Task to carry out -
Determine how many lines include the string "cuando". Output that number only.

Items -
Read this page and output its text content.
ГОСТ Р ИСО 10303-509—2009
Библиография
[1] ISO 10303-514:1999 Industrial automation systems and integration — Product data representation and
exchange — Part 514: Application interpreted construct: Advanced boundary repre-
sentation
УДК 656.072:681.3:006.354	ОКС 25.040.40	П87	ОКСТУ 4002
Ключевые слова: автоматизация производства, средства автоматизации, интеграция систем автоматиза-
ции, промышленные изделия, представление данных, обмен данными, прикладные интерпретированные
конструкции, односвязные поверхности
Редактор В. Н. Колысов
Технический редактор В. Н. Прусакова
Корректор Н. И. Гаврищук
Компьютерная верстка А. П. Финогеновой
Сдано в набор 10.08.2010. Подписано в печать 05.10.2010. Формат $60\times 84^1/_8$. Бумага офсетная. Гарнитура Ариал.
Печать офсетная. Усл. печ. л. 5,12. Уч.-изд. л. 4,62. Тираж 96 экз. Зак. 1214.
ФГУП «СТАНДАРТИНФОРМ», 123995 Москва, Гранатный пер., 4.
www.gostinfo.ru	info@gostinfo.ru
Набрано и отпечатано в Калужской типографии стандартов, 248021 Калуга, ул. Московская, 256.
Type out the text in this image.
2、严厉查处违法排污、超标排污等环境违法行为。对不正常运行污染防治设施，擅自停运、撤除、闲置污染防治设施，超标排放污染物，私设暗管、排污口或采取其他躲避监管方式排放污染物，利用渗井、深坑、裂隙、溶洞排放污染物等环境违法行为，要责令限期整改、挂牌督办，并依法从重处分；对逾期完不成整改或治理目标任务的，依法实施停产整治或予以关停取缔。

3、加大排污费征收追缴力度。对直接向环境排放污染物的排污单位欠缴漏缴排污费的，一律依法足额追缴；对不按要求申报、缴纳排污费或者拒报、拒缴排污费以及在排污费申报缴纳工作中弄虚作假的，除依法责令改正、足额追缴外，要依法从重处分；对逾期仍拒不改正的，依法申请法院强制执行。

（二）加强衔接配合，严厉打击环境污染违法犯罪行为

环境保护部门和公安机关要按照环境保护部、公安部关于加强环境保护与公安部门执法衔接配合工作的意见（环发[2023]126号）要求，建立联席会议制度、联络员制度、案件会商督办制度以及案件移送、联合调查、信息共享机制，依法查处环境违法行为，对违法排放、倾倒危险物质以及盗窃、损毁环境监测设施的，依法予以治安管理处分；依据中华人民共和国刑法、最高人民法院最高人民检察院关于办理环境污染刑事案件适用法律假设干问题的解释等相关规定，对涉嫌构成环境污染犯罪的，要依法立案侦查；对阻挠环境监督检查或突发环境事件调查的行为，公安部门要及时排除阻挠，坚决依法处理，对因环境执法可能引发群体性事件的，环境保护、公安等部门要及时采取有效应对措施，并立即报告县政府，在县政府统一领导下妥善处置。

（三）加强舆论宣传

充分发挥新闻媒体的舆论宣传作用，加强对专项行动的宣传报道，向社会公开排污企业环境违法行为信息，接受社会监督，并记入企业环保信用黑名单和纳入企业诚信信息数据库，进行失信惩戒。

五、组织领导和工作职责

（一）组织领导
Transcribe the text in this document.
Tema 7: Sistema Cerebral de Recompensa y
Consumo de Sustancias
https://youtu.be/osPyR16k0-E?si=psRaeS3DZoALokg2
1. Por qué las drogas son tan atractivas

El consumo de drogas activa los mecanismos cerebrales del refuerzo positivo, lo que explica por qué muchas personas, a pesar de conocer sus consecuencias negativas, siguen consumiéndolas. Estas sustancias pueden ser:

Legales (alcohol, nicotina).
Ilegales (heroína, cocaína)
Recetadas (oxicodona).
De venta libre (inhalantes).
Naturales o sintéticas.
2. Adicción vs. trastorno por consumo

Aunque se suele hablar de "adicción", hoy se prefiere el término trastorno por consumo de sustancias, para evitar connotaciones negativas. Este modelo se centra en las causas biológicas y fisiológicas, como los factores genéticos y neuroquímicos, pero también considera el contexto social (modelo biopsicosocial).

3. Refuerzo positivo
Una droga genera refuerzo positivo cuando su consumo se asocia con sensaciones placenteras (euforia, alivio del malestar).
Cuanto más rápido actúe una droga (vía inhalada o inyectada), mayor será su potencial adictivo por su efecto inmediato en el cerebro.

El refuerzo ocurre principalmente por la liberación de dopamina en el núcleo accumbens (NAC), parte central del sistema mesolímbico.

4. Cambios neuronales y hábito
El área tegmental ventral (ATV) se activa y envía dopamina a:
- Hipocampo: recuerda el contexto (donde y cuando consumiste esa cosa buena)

Written response -
2